Identify every line containing the word "ครอบคล" and reproduce each one.

====== ENTRIES SUPPLIED ======

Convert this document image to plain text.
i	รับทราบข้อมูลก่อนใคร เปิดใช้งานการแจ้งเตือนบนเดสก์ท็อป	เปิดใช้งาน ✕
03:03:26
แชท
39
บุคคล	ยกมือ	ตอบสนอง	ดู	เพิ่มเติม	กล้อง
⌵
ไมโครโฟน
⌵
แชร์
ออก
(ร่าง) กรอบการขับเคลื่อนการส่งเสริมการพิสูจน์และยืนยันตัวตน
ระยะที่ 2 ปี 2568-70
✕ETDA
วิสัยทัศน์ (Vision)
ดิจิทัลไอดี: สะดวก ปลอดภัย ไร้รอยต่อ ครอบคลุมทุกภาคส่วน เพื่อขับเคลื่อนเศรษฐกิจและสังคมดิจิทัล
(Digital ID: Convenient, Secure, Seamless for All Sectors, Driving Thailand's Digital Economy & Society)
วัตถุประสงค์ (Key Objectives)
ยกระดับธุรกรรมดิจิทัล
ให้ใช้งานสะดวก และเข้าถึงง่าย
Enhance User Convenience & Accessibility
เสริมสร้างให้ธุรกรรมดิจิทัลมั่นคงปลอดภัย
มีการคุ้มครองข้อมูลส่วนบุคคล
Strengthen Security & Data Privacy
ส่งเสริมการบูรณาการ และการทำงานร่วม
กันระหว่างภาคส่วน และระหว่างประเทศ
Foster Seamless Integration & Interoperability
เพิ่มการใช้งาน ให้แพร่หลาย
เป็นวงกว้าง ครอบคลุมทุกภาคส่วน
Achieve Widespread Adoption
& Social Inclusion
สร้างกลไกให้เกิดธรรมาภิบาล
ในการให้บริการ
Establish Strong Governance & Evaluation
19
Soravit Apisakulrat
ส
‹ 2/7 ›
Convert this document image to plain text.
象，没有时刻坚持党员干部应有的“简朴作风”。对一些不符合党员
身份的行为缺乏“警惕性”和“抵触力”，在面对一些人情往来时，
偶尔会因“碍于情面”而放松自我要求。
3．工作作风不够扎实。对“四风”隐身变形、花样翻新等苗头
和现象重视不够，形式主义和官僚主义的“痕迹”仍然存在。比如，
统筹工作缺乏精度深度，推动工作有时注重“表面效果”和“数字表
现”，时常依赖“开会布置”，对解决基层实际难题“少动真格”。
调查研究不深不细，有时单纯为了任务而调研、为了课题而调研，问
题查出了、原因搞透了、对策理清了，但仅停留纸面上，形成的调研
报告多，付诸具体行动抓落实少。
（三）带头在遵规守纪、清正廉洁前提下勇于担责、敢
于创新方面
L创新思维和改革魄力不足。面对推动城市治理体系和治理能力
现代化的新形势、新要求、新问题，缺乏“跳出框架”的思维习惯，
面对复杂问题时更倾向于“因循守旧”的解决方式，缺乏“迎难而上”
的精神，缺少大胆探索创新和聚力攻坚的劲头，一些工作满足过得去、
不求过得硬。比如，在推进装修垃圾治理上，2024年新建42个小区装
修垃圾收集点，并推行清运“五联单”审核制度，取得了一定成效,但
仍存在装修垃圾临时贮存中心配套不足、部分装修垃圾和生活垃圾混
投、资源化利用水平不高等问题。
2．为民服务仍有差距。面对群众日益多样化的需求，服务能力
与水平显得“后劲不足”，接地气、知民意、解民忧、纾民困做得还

======
====== ENTRIES SUPPLIED ======

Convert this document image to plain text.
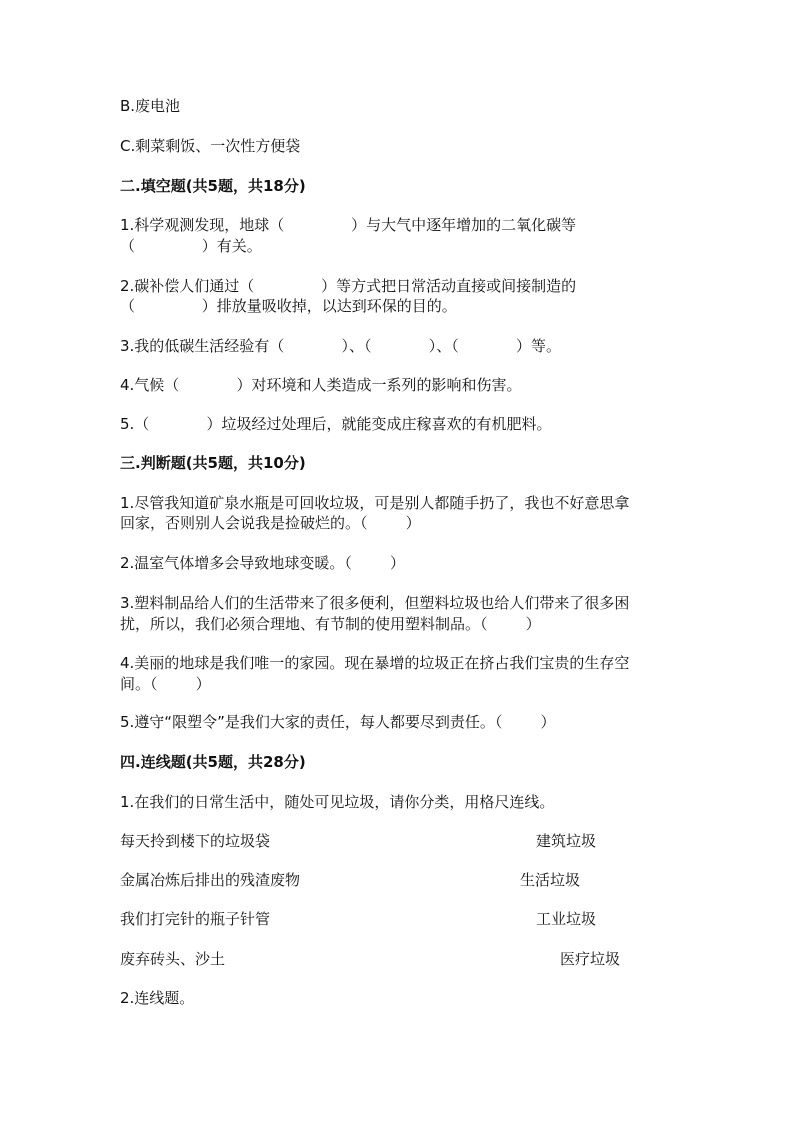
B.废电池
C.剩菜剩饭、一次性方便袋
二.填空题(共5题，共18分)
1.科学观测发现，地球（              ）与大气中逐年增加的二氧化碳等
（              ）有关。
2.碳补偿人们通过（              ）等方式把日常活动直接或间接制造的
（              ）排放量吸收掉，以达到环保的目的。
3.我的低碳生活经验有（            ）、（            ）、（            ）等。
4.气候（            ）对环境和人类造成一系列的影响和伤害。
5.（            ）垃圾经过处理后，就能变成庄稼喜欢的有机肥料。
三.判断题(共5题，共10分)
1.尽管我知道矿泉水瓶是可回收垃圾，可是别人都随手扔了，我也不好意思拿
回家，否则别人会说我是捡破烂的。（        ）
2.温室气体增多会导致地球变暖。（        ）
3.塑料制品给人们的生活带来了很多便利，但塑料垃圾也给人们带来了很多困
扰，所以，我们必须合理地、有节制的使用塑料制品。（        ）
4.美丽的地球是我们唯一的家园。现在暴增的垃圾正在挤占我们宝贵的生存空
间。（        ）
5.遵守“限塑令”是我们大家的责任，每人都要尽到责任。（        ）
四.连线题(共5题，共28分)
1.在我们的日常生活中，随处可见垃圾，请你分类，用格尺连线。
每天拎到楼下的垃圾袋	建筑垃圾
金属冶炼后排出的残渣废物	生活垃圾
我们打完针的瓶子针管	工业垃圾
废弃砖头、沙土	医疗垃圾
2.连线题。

======

§ RESPONSE:
ดิจิทัลไอดี: สะดวก ปลอดภัย ไร้รอยต่อ ครอบคลุมทุกภาคส่วน เพื่อขับเคลื่อนเศรษฐกิจและสังคมดิจิทัล
เป็นวงกว้าง ครอบคลุมทุกภาคส่วน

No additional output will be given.